> REQUIRED TASK
Set the listing down again in full, word for word, with the pictures left out.

> MATERIAL SHOWN
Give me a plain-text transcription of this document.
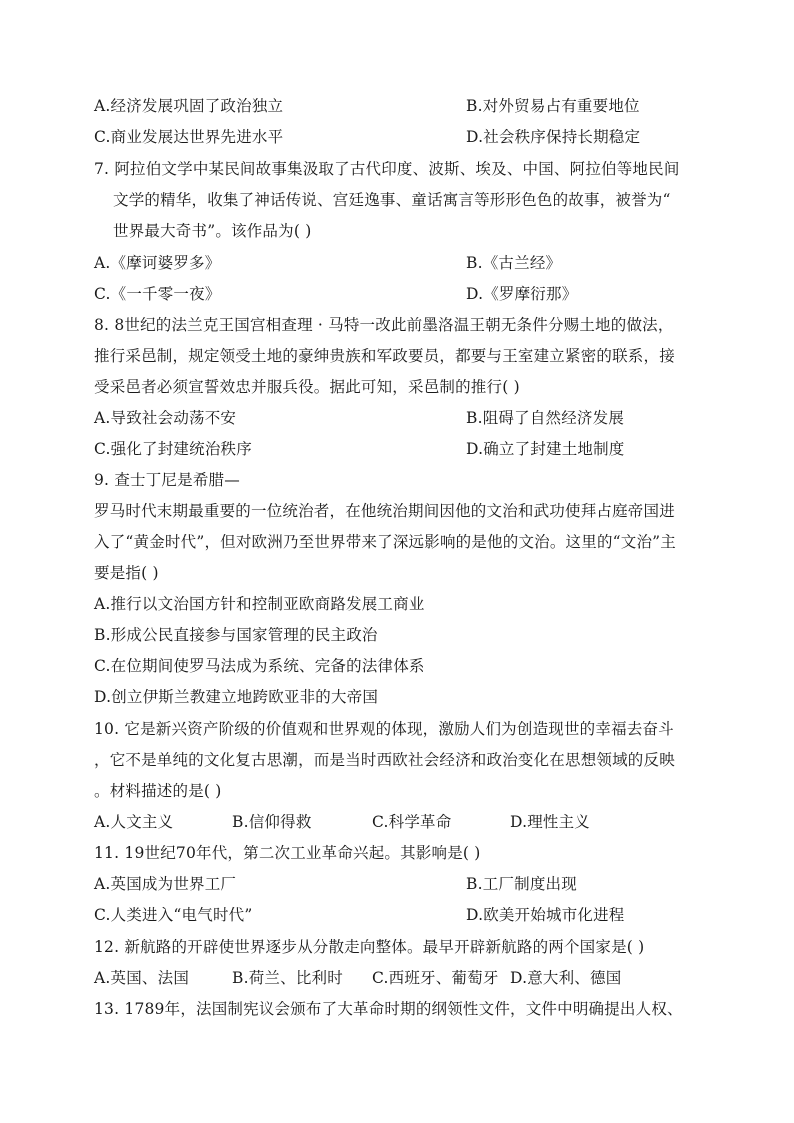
A.经济发展巩固了政治独立	B.对外贸易占有重要地位
C.商业发展达世界先进水平	D.社会秩序保持长期稳定
7. 阿拉伯文学中某民间故事集汲取了古代印度、波斯、埃及、中国、阿拉伯等地民间
文学的精华，收集了神话传说、宫廷逸事、童话寓言等形形色色的故事，被誉为“
世界最大奇书”。该作品为( )
A.《摩诃婆罗多》	B.《古兰经》
C.《一千零一夜》	D.《罗摩衍那》
8. 8世纪的法兰克王国宫相查理 · 马特一改此前墨洛温王朝无条件分赐土地的做法，
推行采邑制，规定领受土地的豪绅贵族和军政要员，都要与王室建立紧密的联系，接
受采邑者必须宣誓效忠并服兵役。据此可知，采邑制的推行( )
A.导致社会动荡不安	B.阻碍了自然经济发展
C.强化了封建统治秩序	D.确立了封建土地制度
9. 查士丁尼是希腊—
罗马时代末期最重要的一位统治者，在他统治期间因他的文治和武功使拜占庭帝国进
入了“黄金时代”，但对欧洲乃至世界带来了深远影响的是他的文治。这里的“文治”主
要是指( )
A.推行以文治国方针和控制亚欧商路发展工商业
B.形成公民直接参与国家管理的民主政治
C.在位期间使罗马法成为系统、完备的法律体系
D.创立伊斯兰教建立地跨欧亚非的大帝国
10. 它是新兴资产阶级的价值观和世界观的体现，激励人们为创造现世的幸福去奋斗
，它不是单纯的文化复古思潮，而是当时西欧社会经济和政治变化在思想领域的反映
。材料描述的是( )
A.人文主义	B.信仰得救	C.科学革命	D.理性主义
11. 19世纪70年代，第二次工业革命兴起。其影响是( )
A.英国成为世界工厂	B.工厂制度出现
C.人类进入“电气时代”	D.欧美开始城市化进程
12. 新航路的开辟使世界逐步从分散走向整体。最早开辟新航路的两个国家是( )
A.英国、法国	B.荷兰、比利时 C.西班牙、葡萄牙 D.意大利、德国
13. 1789年，法国制宪议会颁布了大革命时期的纲领性文件，文件中明确提出人权、
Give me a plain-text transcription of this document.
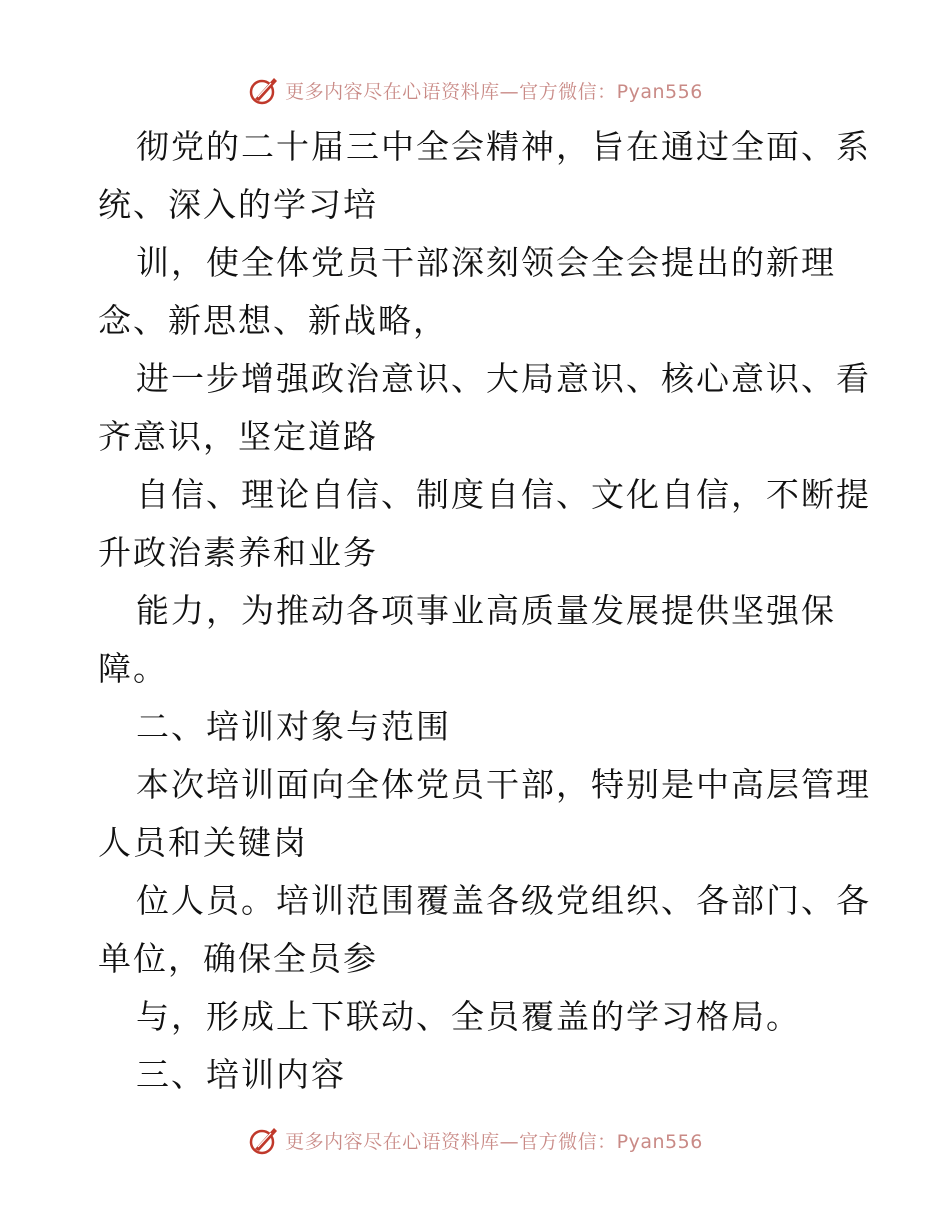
更多内容尽在心语资料库—官方微信：Pyan556
彻党的二十届三中全会精神，旨在通过全面、系
统、深入的学习培
训，使全体党员干部深刻领会全会提出的新理
念、新思想、新战略，
进一步增强政治意识、大局意识、核心意识、看
齐意识，坚定道路
自信、理论自信、制度自信、文化自信，不断提
升政治素养和业务
能力，为推动各项事业高质量发展提供坚强保
障。
二、培训对象与范围
本次培训面向全体党员干部，特别是中高层管理
人员和关键岗
位人员。培训范围覆盖各级党组织、各部门、各
单位，确保全员参
与，形成上下联动、全员覆盖的学习格局。
三、培训内容
更多内容尽在心语资料库—官方微信：Pyan556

> FINISHED ANSWER
Give me a plain-text transcription of this document.
A.经济发展巩固了政治独立	B.对外贸易占有重要地位
C.商业发展达世界先进水平	D.社会秩序保持长期稳定
7. 阿拉伯文学中某民间故事集汲取了古代印度、波斯、埃及、中国、阿拉伯等地民间
文学的精华，收集了神话传说、宫廷逸事、童话寓言等形形色色的故事，被誉为“
世界最大奇书”。该作品为( )
A.《摩诃婆罗多》	B.《古兰经》
C.《一千零一夜》	D.《罗摩衍那》
8. 8世纪的法兰克王国宫相查理 · 马特一改此前墨洛温王朝无条件分赐土地的做法，
推行采邑制，规定领受土地的豪绅贵族和军政要员，都要与王室建立紧密的联系，接
受采邑者必须宣誓效忠并服兵役。据此可知，采邑制的推行( )
A.导致社会动荡不安	B.阻碍了自然经济发展
C.强化了封建统治秩序	D.确立了封建土地制度
9. 查士丁尼是希腊—
罗马时代末期最重要的一位统治者，在他统治期间因他的文治和武功使拜占庭帝国进
入了“黄金时代”，但对欧洲乃至世界带来了深远影响的是他的文治。这里的“文治”主
要是指( )
A.推行以文治国方针和控制亚欧商路发展工商业
B.形成公民直接参与国家管理的民主政治
C.在位期间使罗马法成为系统、完备的法律体系
D.创立伊斯兰教建立地跨欧亚非的大帝国
10. 它是新兴资产阶级的价值观和世界观的体现，激励人们为创造现世的幸福去奋斗
，它不是单纯的文化复古思潮，而是当时西欧社会经济和政治变化在思想领域的反映
。材料描述的是( )
A.人文主义	B.信仰得救	C.科学革命	D.理性主义
11. 19世纪70年代，第二次工业革命兴起。其影响是( )
A.英国成为世界工厂	B.工厂制度出现
C.人类进入“电气时代”	D.欧美开始城市化进程
12. 新航路的开辟使世界逐步从分散走向整体。最早开辟新航路的两个国家是( )
A.英国、法国	B.荷兰、比利时 C.西班牙、葡萄牙 D.意大利、德国
13. 1789年，法国制宪议会颁布了大革命时期的纲领性文件，文件中明确提出人权、
Give me a plain-text transcription of this document.
更多内容尽在心语资料库—官方微信：Pyan556
彻党的二十届三中全会精神，旨在通过全面、系
统、深入的学习培
训，使全体党员干部深刻领会全会提出的新理
念、新思想、新战略，
进一步增强政治意识、大局意识、核心意识、看
齐意识，坚定道路
自信、理论自信、制度自信、文化自信，不断提
升政治素养和业务
能力，为推动各项事业高质量发展提供坚强保
障。
二、培训对象与范围
本次培训面向全体党员干部，特别是中高层管理
人员和关键岗
位人员。培训范围覆盖各级党组织、各部门、各
单位，确保全员参
与，形成上下联动、全员覆盖的学习格局。
三、培训内容
更多内容尽在心语资料库—官方微信：Pyan556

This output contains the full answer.